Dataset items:
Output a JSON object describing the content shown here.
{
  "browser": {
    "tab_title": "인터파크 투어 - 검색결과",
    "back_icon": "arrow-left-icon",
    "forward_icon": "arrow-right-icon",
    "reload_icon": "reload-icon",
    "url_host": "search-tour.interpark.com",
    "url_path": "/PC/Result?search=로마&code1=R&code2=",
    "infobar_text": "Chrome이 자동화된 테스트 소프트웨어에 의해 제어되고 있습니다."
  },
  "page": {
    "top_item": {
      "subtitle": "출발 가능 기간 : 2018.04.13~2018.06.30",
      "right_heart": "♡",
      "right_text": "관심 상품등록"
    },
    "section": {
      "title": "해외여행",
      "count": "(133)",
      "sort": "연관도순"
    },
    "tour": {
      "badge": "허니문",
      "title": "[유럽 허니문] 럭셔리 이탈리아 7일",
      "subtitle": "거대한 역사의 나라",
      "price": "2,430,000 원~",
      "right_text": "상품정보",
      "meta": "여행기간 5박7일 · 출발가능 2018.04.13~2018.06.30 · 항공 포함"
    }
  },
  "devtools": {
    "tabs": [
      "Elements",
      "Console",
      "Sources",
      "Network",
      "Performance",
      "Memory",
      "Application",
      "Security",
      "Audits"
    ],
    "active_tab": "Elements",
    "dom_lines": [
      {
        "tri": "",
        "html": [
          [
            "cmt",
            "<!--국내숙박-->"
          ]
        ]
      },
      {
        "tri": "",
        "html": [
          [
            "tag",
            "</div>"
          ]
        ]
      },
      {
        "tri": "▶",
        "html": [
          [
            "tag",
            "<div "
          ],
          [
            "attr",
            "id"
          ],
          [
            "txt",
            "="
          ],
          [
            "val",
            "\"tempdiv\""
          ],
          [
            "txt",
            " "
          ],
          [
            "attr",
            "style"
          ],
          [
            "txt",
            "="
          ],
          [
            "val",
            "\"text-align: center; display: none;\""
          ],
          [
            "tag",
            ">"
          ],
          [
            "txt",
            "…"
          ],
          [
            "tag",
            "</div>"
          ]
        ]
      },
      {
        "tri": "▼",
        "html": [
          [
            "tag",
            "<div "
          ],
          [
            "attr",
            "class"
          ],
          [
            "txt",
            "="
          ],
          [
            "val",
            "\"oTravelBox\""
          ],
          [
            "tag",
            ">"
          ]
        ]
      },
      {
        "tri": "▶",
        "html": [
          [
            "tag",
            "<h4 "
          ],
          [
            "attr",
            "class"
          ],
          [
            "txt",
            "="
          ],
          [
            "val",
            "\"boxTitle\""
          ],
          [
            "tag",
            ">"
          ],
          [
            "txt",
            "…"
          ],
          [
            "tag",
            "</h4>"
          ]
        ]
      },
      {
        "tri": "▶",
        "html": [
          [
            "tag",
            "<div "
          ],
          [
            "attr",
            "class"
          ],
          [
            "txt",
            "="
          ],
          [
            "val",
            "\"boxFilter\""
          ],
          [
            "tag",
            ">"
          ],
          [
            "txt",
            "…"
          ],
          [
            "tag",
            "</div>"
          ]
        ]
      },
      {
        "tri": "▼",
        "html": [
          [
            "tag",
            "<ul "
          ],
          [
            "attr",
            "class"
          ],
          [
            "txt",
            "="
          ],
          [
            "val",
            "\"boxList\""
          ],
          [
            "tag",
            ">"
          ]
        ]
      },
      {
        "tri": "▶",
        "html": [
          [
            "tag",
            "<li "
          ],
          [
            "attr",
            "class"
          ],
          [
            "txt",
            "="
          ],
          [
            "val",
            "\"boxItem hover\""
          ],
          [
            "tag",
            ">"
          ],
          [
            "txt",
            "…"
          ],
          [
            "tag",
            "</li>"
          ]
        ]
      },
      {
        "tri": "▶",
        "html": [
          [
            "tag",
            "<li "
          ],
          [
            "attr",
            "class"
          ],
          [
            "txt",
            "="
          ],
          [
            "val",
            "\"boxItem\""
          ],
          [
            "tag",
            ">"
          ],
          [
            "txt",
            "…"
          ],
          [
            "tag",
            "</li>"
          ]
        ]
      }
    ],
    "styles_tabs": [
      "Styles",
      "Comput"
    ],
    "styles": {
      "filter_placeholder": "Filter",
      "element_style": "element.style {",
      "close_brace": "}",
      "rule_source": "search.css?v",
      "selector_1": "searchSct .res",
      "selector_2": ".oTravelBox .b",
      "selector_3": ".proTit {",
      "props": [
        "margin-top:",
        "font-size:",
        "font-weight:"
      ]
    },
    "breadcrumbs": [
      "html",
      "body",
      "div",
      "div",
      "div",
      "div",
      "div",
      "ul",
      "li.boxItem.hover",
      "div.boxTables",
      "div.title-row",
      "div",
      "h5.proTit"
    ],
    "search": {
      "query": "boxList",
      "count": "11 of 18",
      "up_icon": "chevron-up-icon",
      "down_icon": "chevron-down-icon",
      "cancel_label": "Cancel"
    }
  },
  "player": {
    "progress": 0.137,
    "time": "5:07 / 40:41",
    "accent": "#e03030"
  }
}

• **What you have to do**
Set down all of the entries exactly, please.

• **Response to this exercise**
Output a JSON object describing the content shown here.
{
  "browser": {
    "tab_title": "인터파크 투어 - 검색결과",
    "back_icon": "arrow-left-icon",
    "forward_icon": "arrow-right-icon",
    "reload_icon": "reload-icon",
    "url_host": "search-tour.interpark.com",
    "url_path": "/PC/Result?search=로마&code1=R&code2=",
    "infobar_text": "Chrome이 자동화된 테스트 소프트웨어에 의해 제어되고 있습니다."
  },
  "page": {
    "top_item": {
      "subtitle": "출발 가능 기간 : 2018.04.13~2018.06.30",
      "right_heart": "♡",
      "right_text": "관심 상품등록"
    },
    "section": {
      "title": "해외여행",
      "count": "(133)",
      "sort": "연관도순"
    },
    "tour": {
      "badge": "허니문",
      "title": "[유럽 허니문] 럭셔리 이탈리아 7일",
      "subtitle": "거대한 역사의 나라",
      "price": "2,430,000 원~",
      "right_text": "상품정보",
      "meta": "여행기간 5박7일 · 출발가능 2018.04.13~2018.06.30 · 항공 포함"
    }
  },
  "devtools": {
    "tabs": [
      "Elements",
      "Console",
      "Sources",
      "Network",
      "Performance",
      "Memory",
      "Application",
      "Security",
      "Audits"
    ],
    "active_tab": "Elements",
    "dom_lines": [
      {
        "tri": "",
        "html": [
          [
            "cmt",
            "<!--국내숙박-->"
          ]
        ]
      },
      {
        "tri": "",
        "html": [
          [
            "tag",
            "</div>"
          ]
        ]
      },
      {
        "tri": "▶",
        "html": [
          [
            "tag",
            "<div "
          ],
          [
            "attr",
            "id"
          ],
          [
            "txt",
            "="
          ],
          [
            "val",
            "\"tempdiv\""
          ],
          [
            "txt",
            " "
          ],
          [
            "attr",
            "style"
          ],
          [
            "txt",
            "="
          ],
          [
            "val",
            "\"text-align: center; display: none;\""
          ],
          [
            "tag",
            ">"
          ],
          [
            "txt",
            "…"
          ],
          [
            "tag",
            "</div>"
          ]
        ]
      },
      {
        "tri": "▼",
        "html": [
          [
            "tag",
            "<div "
          ],
          [
            "attr",
            "class"
          ],
          [
            "txt",
            "="
          ],
          [
            "val",
            "\"oTravelBox\""
          ],
          [
            "tag",
            ">"
          ]
        ]
      },
      {
        "tri": "▶",
        "html": [
          [
            "tag",
            "<h4 "
          ],
          [
            "attr",
            "class"
          ],
          [
            "txt",
            "="
          ],
          [
            "val",
            "\"boxTitle\""
          ],
          [
            "tag",
            ">"
          ],
          [
            "txt",
            "…"
          ],
          [
            "tag",
            "</h4>"
          ]
        ]
      },
      {
        "tri": "▶",
        "html": [
          [
            "tag",
            "<div "
          ],
          [
            "attr",
            "class"
          ],
          [
            "txt",
            "="
          ],
          [
            "val",
            "\"boxFilter\""
          ],
          [
            "tag",
            ">"
          ],
          [
            "txt",
            "…"
          ],
          [
            "tag",
            "</div>"
          ]
        ]
      },
      {
        "tri": "▼",
        "html": [
          [
            "tag",
            "<ul "
          ],
          [
            "attr",
            "class"
          ],
          [
            "txt",
            "="
          ],
          [
            "val",
            "\"boxList\""
          ],
          [
            "tag",
            ">"
          ]
        ]
      },
      {
        "tri": "▶",
        "html": [
          [
            "tag",
            "<li "
          ],
          [
            "attr",
            "class"
          ],
          [
            "txt",
            "="
          ],
          [
            "val",
            "\"boxItem hover\""
          ],
          [
            "tag",
            ">"
          ],
          [
            "txt",
            "…"
          ],
          [
            "tag",
            "</li>"
          ]
        ]
      },
      {
        "tri": "▶",
        "html": [
          [
            "tag",
            "<li "
          ],
          [
            "attr",
            "class"
          ],
          [
            "txt",
            "="
          ],
          [
            "val",
            "\"boxItem\""
          ],
          [
            "tag",
            ">"
          ],
          [
            "txt",
            "…"
          ],
          [
            "tag",
            "</li>"
          ]
        ]
      }
    ],
    "styles_tabs": [
      "Styles",
      "Comput"
    ],
    "styles": {
      "filter_placeholder": "Filter",
      "element_style": "element.style {",
      "close_brace": "}",
      "rule_source": "search.css?v",
      "selector_1": "searchSct .res",
      "selector_2": ".oTravelBox .b",
      "selector_3": ".proTit {",
      "props": [
        "margin-top:",
        "font-size:",
        "font-weight:"
      ]
    },
    "breadcrumbs": [
      "html",
      "body",
      "div",
      "div",
      "div",
      "div",
      "div",
      "ul",
      "li.boxItem.hover",
      "div.boxTables",
      "div.title-row",
      "div",
      "h5.proTit"
    ],
    "search": {
      "query": "boxList",
      "count": "11 of 18",
      "up_icon": "chevron-up-icon",
      "down_icon": "chevron-down-icon",
      "cancel_label": "Cancel"
    }
  },
  "player": {
    "progress": 0.137,
    "time": "5:07 / 40:41",
    "accent": "#e03030"
  }
}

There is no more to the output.